PROBLEM STATEMENT →
Copy every line that holds "this".

MATERIAL SHOWN →
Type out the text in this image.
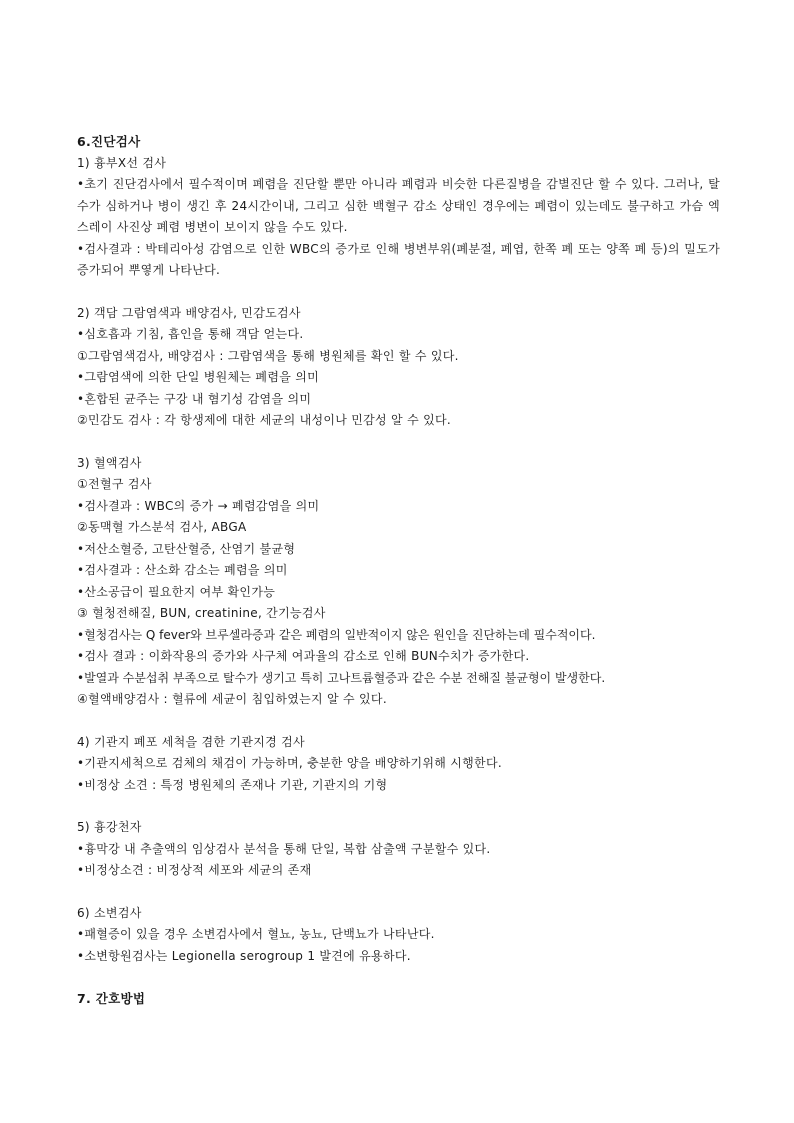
6.진단검사
1) 흉부X선 검사
•초기 진단검사에서 필수적이며 폐렴을 진단할 뿐만 아니라 폐렴과 비슷한 다른질병을 감별진단 할 수 있다. 그러나, 탈수가 심하거나 병이 생긴 후 24시간이내, 그리고 심한 백혈구 감소 상태인 경우에는 폐렴이 있는데도 불구하고 가슴 엑스레이 사진상 폐렴 병변이 보이지 않을 수도 있다.
•검사결과 : 박테리아성 감염으로 인한 WBC의 증가로 인해 병변부위(폐분절, 폐엽, 한쪽 폐 또는 양쪽 폐 등)의 밀도가 증가되어 뿌옇게 나타난다.
2) 객담 그람염색과 배양검사, 민감도검사
•심호흡과 기침, 흡인을 통해 객담 얻는다.
①그람염색검사, 배양검사 : 그람염색을 통해 병원체를 확인 할 수 있다.
•그람염색에 의한 단일 병원체는 폐렴을 의미
•혼합된 균주는 구강 내 혐기성 감염을 의미
②민감도 검사 : 각 항생제에 대한 세균의 내성이나 민감성 알 수 있다.
3) 혈액검사
①전혈구 검사
•검사결과 : WBC의 증가 → 폐렴감염을 의미
②동맥혈 가스분석 검사, ABGA
•저산소혈증, 고탄산혈증, 산염기 불균형
•검사결과 : 산소화 감소는 폐렴을 의미
•산소공급이 필요한지 여부 확인가능
③ 혈청전해질, BUN, creatinine, 간기능검사
•혈청검사는 Q fever와 브루셀라증과 같은 폐렴의 일반적이지 않은 원인을 진단하는데 필수적이다.
•검사 결과 : 이화작용의 증가와 사구체 여과율의 감소로 인해 BUN수치가 증가한다.
•발열과 수분섭취 부족으로 탈수가 생기고 특히 고나트륨혈증과 같은 수분 전해질 불균형이 발생한다.
④혈액배양검사 : 혈류에 세균이 침입하였는지 알 수 있다.
4) 기관지 폐포 세척을 겸한 기관지경 검사
•기관지세척으로 검체의 채검이 가능하며, 충분한 양을 배양하기위해 시행한다.
•비정상 소견 : 특정 병원체의 존재나 기관, 기관지의 기형
5) 흉강천자
•흉막강 내 추출액의 임상검사 분석을 통해 단일, 복합 삼출액 구분할수 있다.
•비정상소견 : 비정상적 세포와 세균의 존재
6) 소변검사
•패혈증이 있을 경우 소변검사에서 혈뇨, 농뇨, 단백뇨가 나타난다.
•소변항원검사는 Legionella serogroup 1 발견에 유용하다.
7. 간호방법
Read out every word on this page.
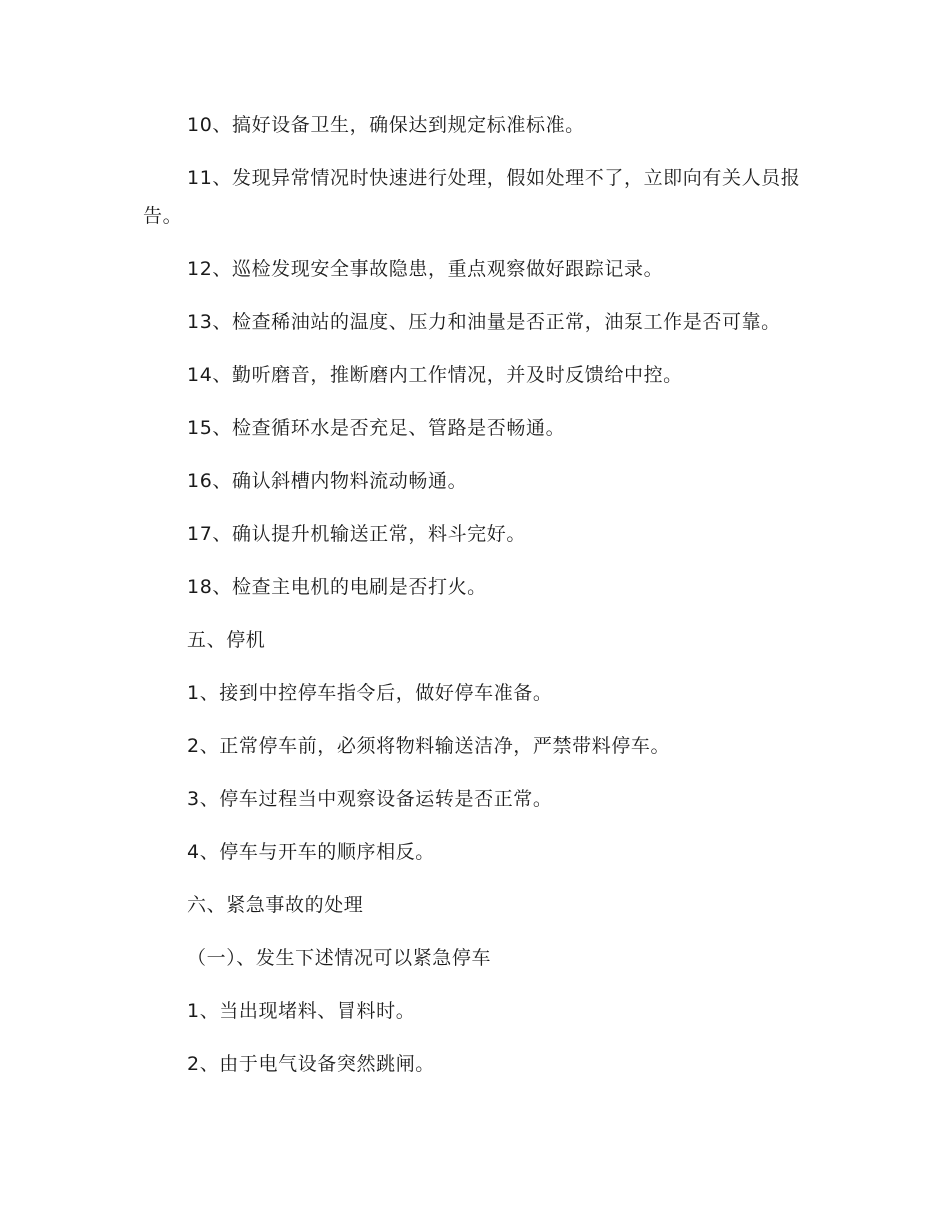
10、搞好设备卫生，确保达到规定标准标准。

11、发现异常情况时快速进行处理，假如处理不了，立即向有关人员报告。

12、巡检发现安全事故隐患，重点观察做好跟踪记录。

13、检查稀油站的温度、压力和油量是否正常，油泵工作是否可靠。

14、勤听磨音，推断磨内工作情况，并及时反馈给中控。

15、检查循环水是否充足、管路是否畅通。

16、确认斜槽内物料流动畅通。

17、确认提升机输送正常，料斗完好。

18、检查主电机的电刷是否打火。

五、停机

1、接到中控停车指令后，做好停车准备。

2、正常停车前，必须将物料输送洁净，严禁带料停车。

3、停车过程当中观察设备运转是否正常。

4、停车与开车的顺序相反。

六、紧急事故的处理

（一）、发生下述情况可以紧急停车

1、当出现堵料、冒料时。

2、由于电气设备突然跳闸。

PROBLEM SOLUTION →
Type out the text in this image.
Read out every word on this page.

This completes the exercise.